- _Dataset entries_
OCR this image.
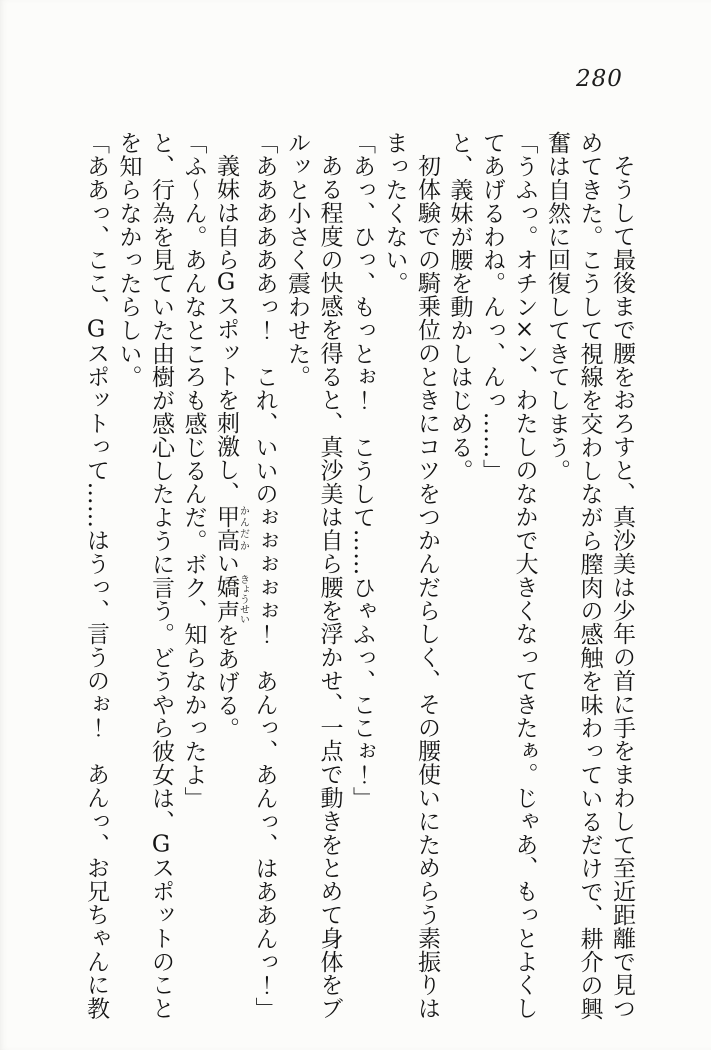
280

そうして最後まで腰をおろすと、真沙美は少年の首に手をまわして至近距離で見つめてきた。こうして視線を交わしながら膣肉の感触を味わっているだけで、耕介の興奮は自然に回復してきてしまう。

「うふっ。オチン×ン、わたしのなかで大きくなってきたぁ。じゃあ、もっとよくしてあげるわね。んっ、んっ……」

と、義妹が腰を動かしはじめる。

初体験での騎乗位のときにコツをつかんだらしく、その腰使いにためらう素振りはまったくない。

「あっ、ひっ、もっとぉ！　こうして……ひゃふっ、ここぉ！」

ある程度の快感を得ると、真沙美は自ら腰を浮かせ、一点で動きをとめて身体をブルッと小さく震わせた。

「ああああああっ！　これ、いいのぉぉぉぉぉ！　あんっ、あんっ、はああんっ！」

義妹は自らGスポットを刺激し、甲高かんだかい嬌声きょうせいをあげる。

「ふ〜ん。あんなところも感じるんだ。ボク、知らなかったよ」

と、行為を見ていた由樹が感心したように言う。どうやら彼女は、Gスポットのことを知らなかったらしい。

「ああっ、ここ、Gスポットって……はうっ、言うのぉ！　あんっ、お兄ちゃんに教
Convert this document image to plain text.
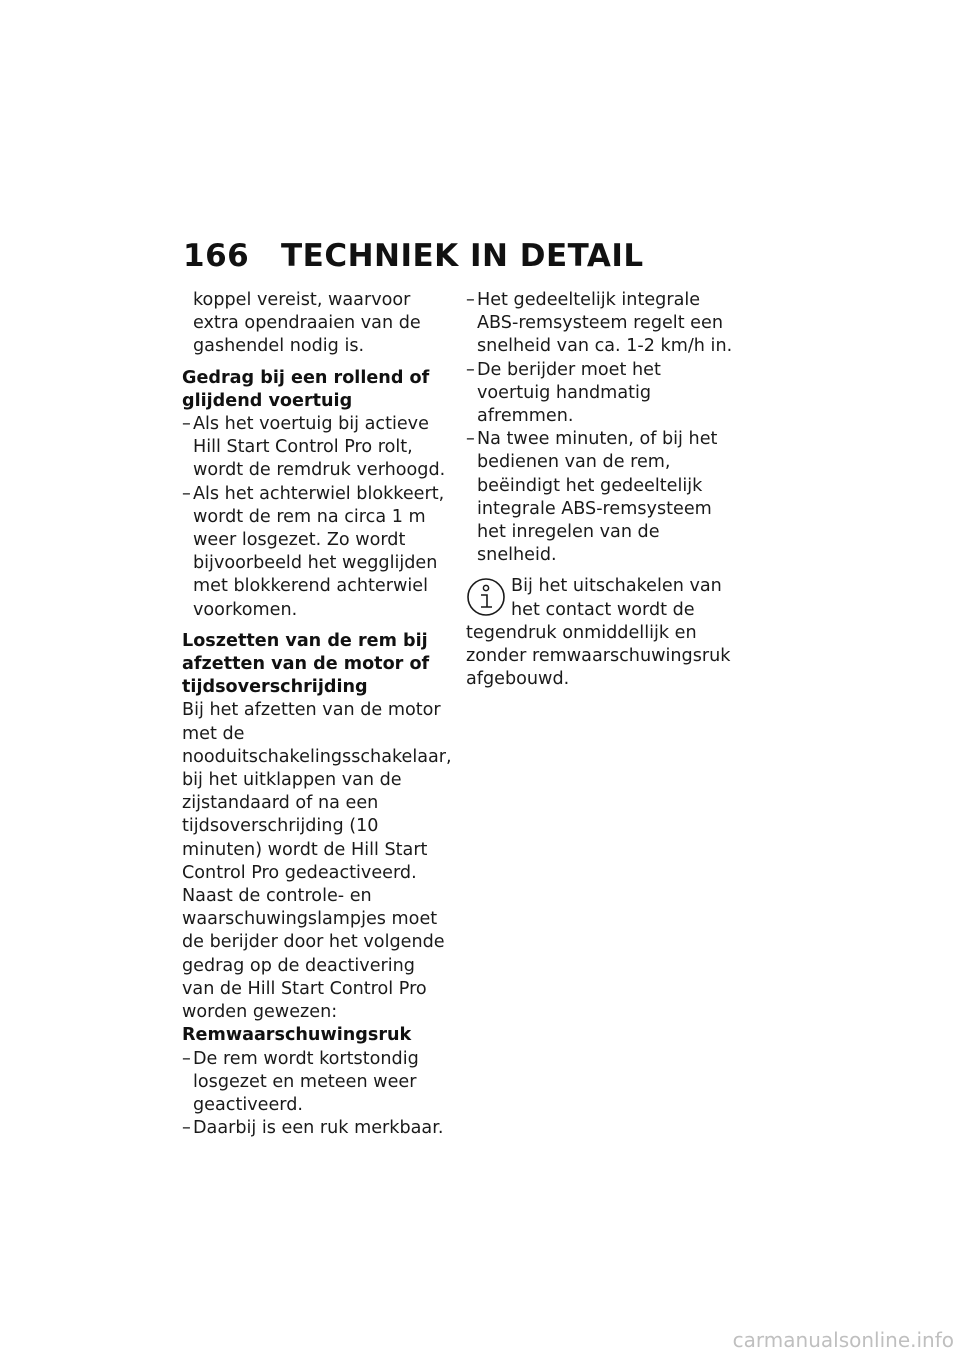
166 TECHNIEK IN DETAIL

koppel vereist, waarvoor extra opendraaien van de gashendel nodig is.

Gedrag bij een rollend of glijdend voertuig
– Als het voertuig bij actieve Hill Start Control Pro rolt, wordt de remdruk verhoogd.
– Als het achterwiel blokkeert, wordt de rem na circa 1 m weer losgezet. Zo wordt bijvoorbeeld het wegglijden met blokkerend achterwiel voorkomen.
Loszetten van de rem bij afzetten van de motor of tijdsoverschrijding

Bij het afzetten van de motor met de nooduitschakelingsschakelaar, bij het uitklappen van de zijstandaard of na een tijdsoverschrijding (10 minuten) wordt de Hill Start Control Pro gedeactiveerd.

Naast de controle- en waarschuwingslampjes moet de berijder door het volgende gedrag op de deactivering van de Hill Start Control Pro worden gewezen:

Remwaarschuwingsruk
– De rem wordt kortstondig losgezet en meteen weer geactiveerd.
– Daarbij is een ruk merkbaar.
– Het gedeeltelijk integrale ABS-remsysteem regelt een snelheid van ca. 1-2 km/h in.
– De berijder moet het voertuig handmatig afremmen.
– Na twee minuten, of bij het bedienen van de rem, beëindigt het gedeeltelijk integrale ABS-remsysteem het inregelen van de snelheid.

Bij het uitschakelen van het contact wordt de tegendruk onmiddellijk en zonder remwaarschuwingsruk afgebouwd.

carmanualsonline.info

- _Task instructions_
Every line should be retyped exactly, with the pictures omitted.

- _Solution to this task_
OCR this image.
280

そうして最後まで腰をおろすと、真沙美は少年の首に手をまわして至近距離で見つめてきた。こうして視線を交わしながら膣肉の感触を味わっているだけで、耕介の興奮は自然に回復してきてしまう。

「うふっ。オチン×ン、わたしのなかで大きくなってきたぁ。じゃあ、もっとよくしてあげるわね。んっ、んっ……」

と、義妹が腰を動かしはじめる。

初体験での騎乗位のときにコツをつかんだらしく、その腰使いにためらう素振りはまったくない。

「あっ、ひっ、もっとぉ！　こうして……ひゃふっ、ここぉ！」

ある程度の快感を得ると、真沙美は自ら腰を浮かせ、一点で動きをとめて身体をブルッと小さく震わせた。

「ああああああっ！　これ、いいのぉぉぉぉぉ！　あんっ、あんっ、はああんっ！」

義妹は自らGスポットを刺激し、甲高かんだかい嬌声きょうせいをあげる。

「ふ〜ん。あんなところも感じるんだ。ボク、知らなかったよ」

と、行為を見ていた由樹が感心したように言う。どうやら彼女は、Gスポットのことを知らなかったらしい。

「ああっ、ここ、Gスポットって……はうっ、言うのぉ！　あんっ、お兄ちゃんに教
Convert this document image to plain text.
166 TECHNIEK IN DETAIL

koppel vereist, waarvoor extra opendraaien van de gashendel nodig is.

Gedrag bij een rollend of glijdend voertuig
– Als het voertuig bij actieve Hill Start Control Pro rolt, wordt de remdruk verhoogd.
– Als het achterwiel blokkeert, wordt de rem na circa 1 m weer losgezet. Zo wordt bijvoorbeeld het wegglijden met blokkerend achterwiel voorkomen.
Loszetten van de rem bij afzetten van de motor of tijdsoverschrijding

Bij het afzetten van de motor met de nooduitschakelingsschakelaar, bij het uitklappen van de zijstandaard of na een tijdsoverschrijding (10 minuten) wordt de Hill Start Control Pro gedeactiveerd.

Naast de controle- en waarschuwingslampjes moet de berijder door het volgende gedrag op de deactivering van de Hill Start Control Pro worden gewezen:

Remwaarschuwingsruk
– De rem wordt kortstondig losgezet en meteen weer geactiveerd.
– Daarbij is een ruk merkbaar.
– Het gedeeltelijk integrale ABS-remsysteem regelt een snelheid van ca. 1-2 km/h in.
– De berijder moet het voertuig handmatig afremmen.
– Na twee minuten, of bij het bedienen van de rem, beëindigt het gedeeltelijk integrale ABS-remsysteem het inregelen van de snelheid.

Bij het uitschakelen van het contact wordt de tegendruk onmiddellijk en zonder remwaarschuwingsruk afgebouwd.

carmanualsonline.info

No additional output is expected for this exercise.